Como un nómada que busca su lugar en el mundo, Donald Trump recorrió en su primera gira presidencial las capitales de las tres religiones del Libro con las cuales, sin embargo, no ha tenido el mejor entendimiento, a pesar de su sintonía (en modo alguno religiosa) con el fundamentalismo evangélico estadounidense. Y estuvo también en Bruselas, capital emblemática de ese otro credo occidental, heredero de la tradición judeo-cristiana y grecorromana, hijo del Renacimiento, la Reforma y la Ilustración: el Liberalismo, tanto político como económico.
Por un momento, contuvo su vehemente islamofobia, y se lo vio cómodo en Riad. Acaso porque la autocracia saudí no es extraña a la idea que en el fondo tiene de lo que debe ser el ejercicio del gobierno. Llevó regalos: el mayor contrato de venta de armamento de la historia estadounidense. Y en una imagen que evocaba las brujas de Macbeth, tuvo tiempo de inaugurar, junto al rey Salman y el presidente egipcio, un centro para combatir el extremismo, justo allá, en el país que ha financiado y exportado impunemente, durante tantos años, el wahabismo y otras formas de fundamentalismo.
Por un momento, contuvo su antisemitismo. Y prometió, sin ofrecer el cómo, desatar el nudo gordiano para resolver el conflicto israelo-palestino. En un episodio de sensatez, rayano con la obviedad, reconoció, sin embargo, que no será fácil. Visitó el Museo del Holocausto, donde se sintió “increíble”, según sus propias palabras (lo que quiera que éstas signifiquen). Pasó también por el Muro Occidental, y acaso los memes (esa forma contemporánea de la caricatura política) que circularon viralmente por las redes sociales, den cuenta fiel de lo que pasó por su mente en ese instante.
Por un momento, contuvo su retórica incendiaria. Y él, que al mejor estilo de Chávez acusó una vez a Francisco de ser peón del gobierno mexicano, tuvo que oír al Papa espetarle en español —la lengua que hablan millones de inmigrantes, legales e ilegales, en Estados Unidos— una admonición severa: “Espero que sea un instrumento de paz”.
Donde no se contuvo, fue en Bruselas. Ni en la nueva sede de la OTAN, donde habló como un verdadero agiotista; ni en su encuentro con los líderes de la Unión Europea. Tampoco se contuvo en la cumbre del G7 en Taormina, convertida en sima abierta por los desencuentros. La razón es muy sencilla: Trump puede fingir cualquier fe y disimular todos sus prejuicios; pero no puede negar su talante iliberal, ni encubrir su profundo desprecio por todo aquello que el Liberalismo encarna.

#### Qué hacer
A. Enumera lo que, según el texto, Trump contuvo "por un momento".
B. Contesta estas preguntas sobre el texto:
(i) ¿Qué regalos llevó Trump a Riad?
(ii) ¿Con qué palabra describió Trump cómo se sintió en el Museo del Holocausto?
(iii) ¿En qué idioma se dirigió el Papa a Trump?
C. Por favor, devuelve sin cambios el fragmento del texto que empieza con "Por un momento, contuvo su vehemente" y continúa hasta "formas de fundamentalismo.".
Responde basándote únicamente en el texto.

#### Información

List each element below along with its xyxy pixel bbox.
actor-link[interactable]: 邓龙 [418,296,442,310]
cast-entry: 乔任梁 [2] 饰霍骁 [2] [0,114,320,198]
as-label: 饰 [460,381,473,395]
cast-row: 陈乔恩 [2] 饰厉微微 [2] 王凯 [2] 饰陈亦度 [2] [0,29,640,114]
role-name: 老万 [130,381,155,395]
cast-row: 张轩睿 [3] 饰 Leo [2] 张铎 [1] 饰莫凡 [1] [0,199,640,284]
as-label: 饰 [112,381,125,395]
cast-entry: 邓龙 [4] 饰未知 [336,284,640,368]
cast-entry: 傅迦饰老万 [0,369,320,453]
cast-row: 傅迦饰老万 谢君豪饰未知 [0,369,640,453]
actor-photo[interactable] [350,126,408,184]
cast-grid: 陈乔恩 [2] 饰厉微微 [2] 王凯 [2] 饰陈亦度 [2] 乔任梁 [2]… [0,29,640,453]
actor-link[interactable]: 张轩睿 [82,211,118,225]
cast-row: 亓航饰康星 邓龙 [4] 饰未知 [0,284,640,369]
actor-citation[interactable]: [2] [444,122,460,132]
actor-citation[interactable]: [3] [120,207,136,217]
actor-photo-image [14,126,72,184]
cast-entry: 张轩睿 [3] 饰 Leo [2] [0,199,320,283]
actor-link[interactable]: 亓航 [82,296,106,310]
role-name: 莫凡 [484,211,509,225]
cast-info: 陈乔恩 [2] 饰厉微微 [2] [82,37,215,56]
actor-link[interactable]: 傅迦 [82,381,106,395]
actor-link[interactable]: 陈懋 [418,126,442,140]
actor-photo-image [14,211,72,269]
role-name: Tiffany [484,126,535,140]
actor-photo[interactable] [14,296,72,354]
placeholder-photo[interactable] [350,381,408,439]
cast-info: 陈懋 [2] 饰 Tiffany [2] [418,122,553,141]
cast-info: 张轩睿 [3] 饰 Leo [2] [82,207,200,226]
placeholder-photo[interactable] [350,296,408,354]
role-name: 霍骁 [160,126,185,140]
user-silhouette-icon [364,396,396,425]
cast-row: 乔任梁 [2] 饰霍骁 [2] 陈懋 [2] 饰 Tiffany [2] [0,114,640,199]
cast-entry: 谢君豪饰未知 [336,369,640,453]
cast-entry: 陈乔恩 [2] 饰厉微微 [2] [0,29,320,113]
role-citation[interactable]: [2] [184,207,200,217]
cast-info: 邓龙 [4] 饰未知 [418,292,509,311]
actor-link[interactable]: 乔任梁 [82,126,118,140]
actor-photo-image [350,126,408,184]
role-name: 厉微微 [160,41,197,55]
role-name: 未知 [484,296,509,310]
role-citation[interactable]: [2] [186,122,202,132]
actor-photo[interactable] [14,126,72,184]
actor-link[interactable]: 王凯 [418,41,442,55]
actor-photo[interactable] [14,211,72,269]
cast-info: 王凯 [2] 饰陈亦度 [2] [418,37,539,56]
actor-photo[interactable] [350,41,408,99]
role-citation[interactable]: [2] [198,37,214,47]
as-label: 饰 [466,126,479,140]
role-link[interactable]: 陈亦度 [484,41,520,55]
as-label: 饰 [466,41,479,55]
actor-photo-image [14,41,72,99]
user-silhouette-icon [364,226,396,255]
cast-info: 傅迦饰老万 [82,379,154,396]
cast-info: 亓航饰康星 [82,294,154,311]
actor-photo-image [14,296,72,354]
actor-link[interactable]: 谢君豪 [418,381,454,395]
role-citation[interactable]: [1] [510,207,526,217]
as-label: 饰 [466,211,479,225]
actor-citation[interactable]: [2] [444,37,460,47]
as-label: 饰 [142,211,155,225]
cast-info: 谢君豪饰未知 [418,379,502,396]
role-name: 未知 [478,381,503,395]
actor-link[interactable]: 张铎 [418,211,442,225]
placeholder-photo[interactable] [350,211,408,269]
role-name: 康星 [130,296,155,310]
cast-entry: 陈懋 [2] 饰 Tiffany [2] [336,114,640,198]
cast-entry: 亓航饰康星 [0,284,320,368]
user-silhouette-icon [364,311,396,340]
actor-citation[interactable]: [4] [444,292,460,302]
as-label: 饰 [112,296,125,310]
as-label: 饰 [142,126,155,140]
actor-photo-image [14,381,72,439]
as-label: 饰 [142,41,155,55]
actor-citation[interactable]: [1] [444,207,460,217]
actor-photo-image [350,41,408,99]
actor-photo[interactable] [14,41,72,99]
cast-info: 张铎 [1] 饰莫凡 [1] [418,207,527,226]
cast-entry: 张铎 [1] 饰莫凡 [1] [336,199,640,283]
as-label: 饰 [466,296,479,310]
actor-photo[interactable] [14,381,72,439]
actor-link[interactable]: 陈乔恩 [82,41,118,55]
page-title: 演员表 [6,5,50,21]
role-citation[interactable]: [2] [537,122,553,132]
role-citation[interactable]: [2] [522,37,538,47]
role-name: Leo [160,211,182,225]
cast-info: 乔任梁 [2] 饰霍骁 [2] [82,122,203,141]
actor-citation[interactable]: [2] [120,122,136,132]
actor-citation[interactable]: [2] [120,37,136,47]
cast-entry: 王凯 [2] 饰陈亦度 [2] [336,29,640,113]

#### Resultados por tarea
A. Su vehemente islamofobia; su antisemitismo; su retórica incendiaria.

B.
(i) El mayor contrato de venta de armamento de la historia estadounidense.
(ii) "Increíble".
(iii) En español.

C.
Por un momento, contuvo su vehemente islamofobia, y se lo vio cómodo en Riad. Acaso porque la autocracia saudí no es extraña a la idea que en el fondo tiene de lo que debe ser el ejercicio del gobierno. Llevó regalos: el mayor contrato de venta de armamento de la historia estadounidense. Y en una imagen que evocaba las brujas de Macbeth, tuvo tiempo de inaugurar, junto al rey Salman y el presidente egipcio, un centro para combatir el extremismo, justo allá, en el país que ha financiado y exportado impunemente, durante tantos años, el wahabismo y otras formas de fundamentalismo.